> [Task objective]: Report only how many lines of the entries below contain the string "your".

[start Listed entries]

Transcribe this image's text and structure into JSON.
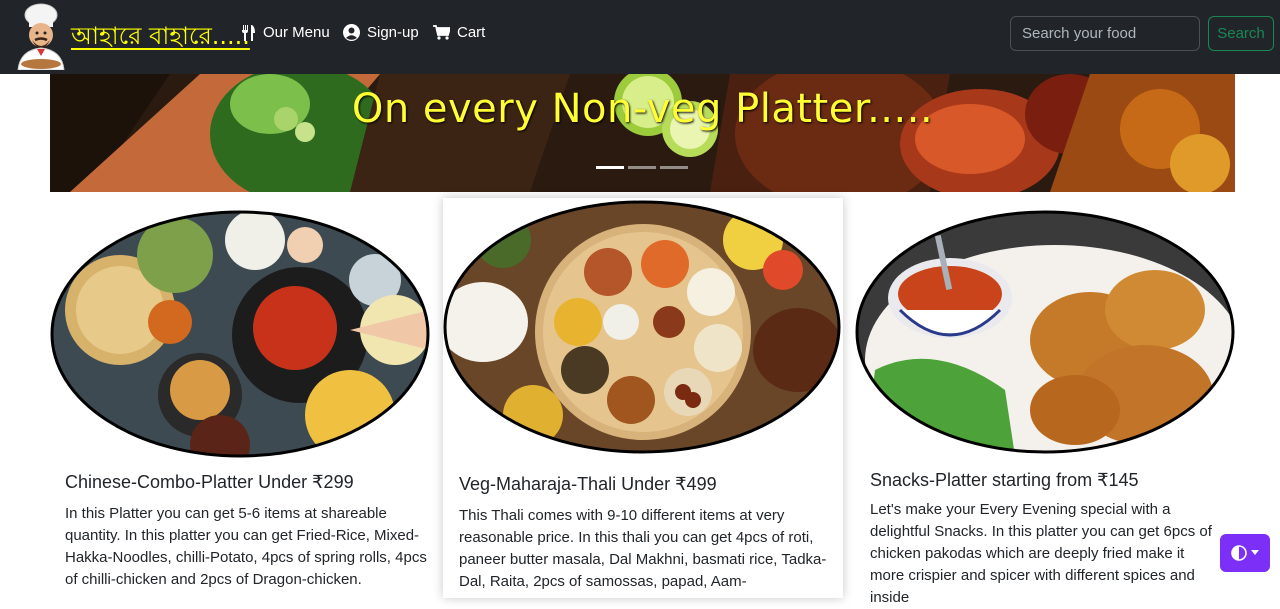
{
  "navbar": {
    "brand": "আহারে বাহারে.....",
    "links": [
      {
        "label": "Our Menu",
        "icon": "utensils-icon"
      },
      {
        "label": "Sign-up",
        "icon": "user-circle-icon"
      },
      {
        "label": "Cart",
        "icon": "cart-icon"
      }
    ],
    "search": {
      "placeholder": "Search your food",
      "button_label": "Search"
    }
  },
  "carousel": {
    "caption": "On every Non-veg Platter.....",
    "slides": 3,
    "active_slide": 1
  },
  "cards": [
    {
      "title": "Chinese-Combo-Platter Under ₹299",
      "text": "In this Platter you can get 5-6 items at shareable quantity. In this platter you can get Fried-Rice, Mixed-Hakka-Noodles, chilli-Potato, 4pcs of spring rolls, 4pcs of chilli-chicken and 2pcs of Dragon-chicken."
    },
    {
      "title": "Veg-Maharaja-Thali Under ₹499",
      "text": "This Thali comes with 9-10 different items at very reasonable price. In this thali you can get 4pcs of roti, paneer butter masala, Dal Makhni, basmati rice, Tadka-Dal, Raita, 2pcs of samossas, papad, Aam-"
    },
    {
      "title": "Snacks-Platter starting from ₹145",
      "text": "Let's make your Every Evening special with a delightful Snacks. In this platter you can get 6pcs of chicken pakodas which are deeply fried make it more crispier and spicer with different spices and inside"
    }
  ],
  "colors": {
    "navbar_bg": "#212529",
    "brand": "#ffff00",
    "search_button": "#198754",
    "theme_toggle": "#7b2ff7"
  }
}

[end Listed entries]
[start Listed entries]

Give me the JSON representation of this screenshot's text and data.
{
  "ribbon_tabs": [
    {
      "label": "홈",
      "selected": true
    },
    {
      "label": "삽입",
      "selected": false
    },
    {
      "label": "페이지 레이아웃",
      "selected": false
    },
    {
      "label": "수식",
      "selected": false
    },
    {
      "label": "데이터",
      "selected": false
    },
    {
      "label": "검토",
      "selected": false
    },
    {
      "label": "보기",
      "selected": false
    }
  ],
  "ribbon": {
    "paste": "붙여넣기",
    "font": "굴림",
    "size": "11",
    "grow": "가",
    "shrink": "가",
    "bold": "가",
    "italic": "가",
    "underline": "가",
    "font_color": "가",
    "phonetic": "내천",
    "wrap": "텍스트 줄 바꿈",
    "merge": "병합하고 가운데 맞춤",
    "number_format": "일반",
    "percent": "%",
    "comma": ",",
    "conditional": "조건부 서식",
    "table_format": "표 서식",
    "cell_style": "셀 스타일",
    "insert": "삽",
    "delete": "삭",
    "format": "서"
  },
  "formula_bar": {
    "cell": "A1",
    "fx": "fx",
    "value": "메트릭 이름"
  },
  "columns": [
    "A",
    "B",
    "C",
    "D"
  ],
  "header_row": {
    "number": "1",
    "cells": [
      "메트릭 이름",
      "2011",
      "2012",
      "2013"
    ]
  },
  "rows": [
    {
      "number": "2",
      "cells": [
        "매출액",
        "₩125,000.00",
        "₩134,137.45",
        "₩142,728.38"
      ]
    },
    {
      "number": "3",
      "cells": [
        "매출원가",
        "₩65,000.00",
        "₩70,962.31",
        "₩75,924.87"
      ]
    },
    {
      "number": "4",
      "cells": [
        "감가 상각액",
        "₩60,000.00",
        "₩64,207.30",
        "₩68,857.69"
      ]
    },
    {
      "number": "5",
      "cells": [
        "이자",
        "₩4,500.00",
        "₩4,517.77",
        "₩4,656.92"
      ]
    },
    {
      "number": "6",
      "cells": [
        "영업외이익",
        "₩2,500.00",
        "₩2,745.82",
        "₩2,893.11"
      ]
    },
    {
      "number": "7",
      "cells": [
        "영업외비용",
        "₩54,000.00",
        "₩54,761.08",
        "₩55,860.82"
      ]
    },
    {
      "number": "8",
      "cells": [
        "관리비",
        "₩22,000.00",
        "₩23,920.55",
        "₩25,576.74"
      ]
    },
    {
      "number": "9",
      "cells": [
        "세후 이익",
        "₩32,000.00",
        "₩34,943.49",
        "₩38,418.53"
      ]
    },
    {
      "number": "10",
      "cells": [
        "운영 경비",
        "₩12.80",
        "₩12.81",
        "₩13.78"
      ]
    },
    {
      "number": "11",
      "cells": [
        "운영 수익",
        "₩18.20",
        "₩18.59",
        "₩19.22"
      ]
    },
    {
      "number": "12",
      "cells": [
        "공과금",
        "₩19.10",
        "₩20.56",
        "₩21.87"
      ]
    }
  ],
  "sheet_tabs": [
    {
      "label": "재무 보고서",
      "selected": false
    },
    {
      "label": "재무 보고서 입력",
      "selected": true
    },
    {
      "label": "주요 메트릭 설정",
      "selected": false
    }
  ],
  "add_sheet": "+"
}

[end Listed entries]

> [Answer in full]: 2